Search the material for "ylabel" and show all lines that contain it.

### RAW RECORDS ###

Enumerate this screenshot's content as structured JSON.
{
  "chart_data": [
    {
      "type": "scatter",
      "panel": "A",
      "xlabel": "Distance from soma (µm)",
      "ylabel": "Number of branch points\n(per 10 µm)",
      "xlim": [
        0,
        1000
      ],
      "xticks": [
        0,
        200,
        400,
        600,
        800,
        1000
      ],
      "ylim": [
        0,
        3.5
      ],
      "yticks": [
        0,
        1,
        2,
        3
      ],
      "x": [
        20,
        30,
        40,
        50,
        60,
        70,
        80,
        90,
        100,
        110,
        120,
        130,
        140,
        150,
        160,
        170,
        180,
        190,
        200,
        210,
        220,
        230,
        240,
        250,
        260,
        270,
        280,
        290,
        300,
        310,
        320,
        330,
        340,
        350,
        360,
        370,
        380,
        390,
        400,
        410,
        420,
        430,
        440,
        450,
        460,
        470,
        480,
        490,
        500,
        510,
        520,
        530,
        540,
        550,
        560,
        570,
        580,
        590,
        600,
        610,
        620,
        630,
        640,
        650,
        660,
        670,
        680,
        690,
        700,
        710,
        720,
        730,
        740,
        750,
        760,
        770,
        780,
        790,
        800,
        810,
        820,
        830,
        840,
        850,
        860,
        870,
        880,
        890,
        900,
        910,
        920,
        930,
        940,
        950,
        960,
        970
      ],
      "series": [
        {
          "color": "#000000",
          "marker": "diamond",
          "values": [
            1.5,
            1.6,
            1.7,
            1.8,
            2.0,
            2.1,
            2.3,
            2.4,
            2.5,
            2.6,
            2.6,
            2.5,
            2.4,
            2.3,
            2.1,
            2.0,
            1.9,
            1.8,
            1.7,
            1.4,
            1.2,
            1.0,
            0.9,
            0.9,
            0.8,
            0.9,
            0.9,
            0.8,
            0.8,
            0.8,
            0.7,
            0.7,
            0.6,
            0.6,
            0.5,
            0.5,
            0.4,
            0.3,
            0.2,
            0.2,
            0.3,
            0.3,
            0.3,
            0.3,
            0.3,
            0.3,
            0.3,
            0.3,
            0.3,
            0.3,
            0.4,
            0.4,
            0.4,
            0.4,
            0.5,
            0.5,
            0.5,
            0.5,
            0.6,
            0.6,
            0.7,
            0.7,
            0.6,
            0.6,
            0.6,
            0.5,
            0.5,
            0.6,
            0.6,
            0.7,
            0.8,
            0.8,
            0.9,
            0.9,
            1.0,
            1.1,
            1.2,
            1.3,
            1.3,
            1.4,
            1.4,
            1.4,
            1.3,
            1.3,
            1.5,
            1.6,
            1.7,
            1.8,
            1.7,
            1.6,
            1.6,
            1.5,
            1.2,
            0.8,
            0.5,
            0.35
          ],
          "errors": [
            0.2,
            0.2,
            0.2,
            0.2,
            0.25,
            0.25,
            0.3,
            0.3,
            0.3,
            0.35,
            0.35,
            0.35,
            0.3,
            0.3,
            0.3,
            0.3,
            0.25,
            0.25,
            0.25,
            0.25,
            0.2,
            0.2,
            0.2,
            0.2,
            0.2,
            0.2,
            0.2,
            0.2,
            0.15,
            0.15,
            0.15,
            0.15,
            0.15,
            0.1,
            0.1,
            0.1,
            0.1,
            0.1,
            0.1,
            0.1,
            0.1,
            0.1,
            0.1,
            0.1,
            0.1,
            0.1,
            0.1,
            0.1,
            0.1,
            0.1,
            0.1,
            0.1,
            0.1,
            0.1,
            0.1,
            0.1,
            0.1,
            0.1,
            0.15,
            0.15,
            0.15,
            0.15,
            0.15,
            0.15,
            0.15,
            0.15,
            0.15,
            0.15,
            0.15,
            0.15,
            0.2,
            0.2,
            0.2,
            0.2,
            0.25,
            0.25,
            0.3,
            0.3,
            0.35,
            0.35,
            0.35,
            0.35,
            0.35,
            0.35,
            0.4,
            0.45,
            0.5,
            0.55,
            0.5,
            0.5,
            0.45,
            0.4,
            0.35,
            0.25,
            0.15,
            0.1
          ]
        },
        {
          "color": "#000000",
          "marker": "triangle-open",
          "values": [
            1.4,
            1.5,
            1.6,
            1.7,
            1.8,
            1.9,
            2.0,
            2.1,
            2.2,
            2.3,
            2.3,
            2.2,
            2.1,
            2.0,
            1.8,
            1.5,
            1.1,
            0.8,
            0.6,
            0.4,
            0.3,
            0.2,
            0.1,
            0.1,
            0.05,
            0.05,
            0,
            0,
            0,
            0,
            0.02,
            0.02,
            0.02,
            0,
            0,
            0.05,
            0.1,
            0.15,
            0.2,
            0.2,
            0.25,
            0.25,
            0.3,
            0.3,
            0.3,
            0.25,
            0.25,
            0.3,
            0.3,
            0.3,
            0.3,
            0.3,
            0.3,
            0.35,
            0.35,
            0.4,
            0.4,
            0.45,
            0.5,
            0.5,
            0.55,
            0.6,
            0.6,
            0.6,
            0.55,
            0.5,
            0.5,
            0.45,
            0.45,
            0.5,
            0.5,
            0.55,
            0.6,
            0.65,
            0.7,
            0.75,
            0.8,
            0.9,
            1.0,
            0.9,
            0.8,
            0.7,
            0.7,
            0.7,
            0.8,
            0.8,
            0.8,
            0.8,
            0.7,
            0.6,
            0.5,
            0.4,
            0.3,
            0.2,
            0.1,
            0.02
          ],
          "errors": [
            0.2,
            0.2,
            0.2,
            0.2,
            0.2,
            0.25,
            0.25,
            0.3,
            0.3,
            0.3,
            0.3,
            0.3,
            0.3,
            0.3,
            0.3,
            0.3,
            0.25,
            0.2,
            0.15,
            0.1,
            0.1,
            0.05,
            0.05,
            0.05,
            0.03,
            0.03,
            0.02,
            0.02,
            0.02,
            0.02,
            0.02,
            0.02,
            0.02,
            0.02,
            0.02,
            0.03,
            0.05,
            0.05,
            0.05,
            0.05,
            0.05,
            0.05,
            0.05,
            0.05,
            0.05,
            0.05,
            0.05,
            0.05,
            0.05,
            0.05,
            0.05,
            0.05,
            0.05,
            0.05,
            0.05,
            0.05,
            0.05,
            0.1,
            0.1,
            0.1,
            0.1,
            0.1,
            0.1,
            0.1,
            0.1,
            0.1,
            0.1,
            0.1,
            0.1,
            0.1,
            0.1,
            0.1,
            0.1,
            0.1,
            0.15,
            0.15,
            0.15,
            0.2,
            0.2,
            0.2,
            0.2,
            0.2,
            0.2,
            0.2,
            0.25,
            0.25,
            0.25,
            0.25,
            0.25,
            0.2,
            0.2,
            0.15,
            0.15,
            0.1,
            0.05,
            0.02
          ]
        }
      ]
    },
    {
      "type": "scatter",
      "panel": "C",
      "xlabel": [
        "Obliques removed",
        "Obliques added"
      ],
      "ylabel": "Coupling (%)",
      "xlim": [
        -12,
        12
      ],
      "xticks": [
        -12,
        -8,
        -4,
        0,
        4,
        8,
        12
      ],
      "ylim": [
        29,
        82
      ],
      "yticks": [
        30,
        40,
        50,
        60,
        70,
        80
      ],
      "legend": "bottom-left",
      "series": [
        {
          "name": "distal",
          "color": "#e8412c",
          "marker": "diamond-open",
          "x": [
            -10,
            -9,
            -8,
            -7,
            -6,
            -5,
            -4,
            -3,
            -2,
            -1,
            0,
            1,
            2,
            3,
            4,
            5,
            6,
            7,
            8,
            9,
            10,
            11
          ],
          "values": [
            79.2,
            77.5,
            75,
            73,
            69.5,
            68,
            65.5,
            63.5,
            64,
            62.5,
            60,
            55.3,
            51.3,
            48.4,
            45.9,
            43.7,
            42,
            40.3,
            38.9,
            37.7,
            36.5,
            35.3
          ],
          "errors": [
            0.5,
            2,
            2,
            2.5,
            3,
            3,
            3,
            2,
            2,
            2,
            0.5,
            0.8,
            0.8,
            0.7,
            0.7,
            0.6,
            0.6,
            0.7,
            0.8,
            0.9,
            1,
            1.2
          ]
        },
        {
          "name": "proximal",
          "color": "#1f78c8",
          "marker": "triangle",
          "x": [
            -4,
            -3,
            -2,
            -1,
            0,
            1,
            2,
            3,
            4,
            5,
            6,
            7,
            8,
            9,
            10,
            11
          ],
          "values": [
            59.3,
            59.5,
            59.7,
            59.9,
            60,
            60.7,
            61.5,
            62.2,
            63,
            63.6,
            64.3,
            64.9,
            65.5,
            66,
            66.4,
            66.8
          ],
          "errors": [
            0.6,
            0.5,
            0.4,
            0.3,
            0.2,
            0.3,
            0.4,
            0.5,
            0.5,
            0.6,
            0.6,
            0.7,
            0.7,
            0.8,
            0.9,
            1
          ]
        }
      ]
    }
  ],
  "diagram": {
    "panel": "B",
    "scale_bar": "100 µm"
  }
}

###

■ **SOLUTION TO THIS EXERCISE**
      "ylabel": "Number of branch points\n(per 10 µm)",
      "ylabel": "Coupling (%)",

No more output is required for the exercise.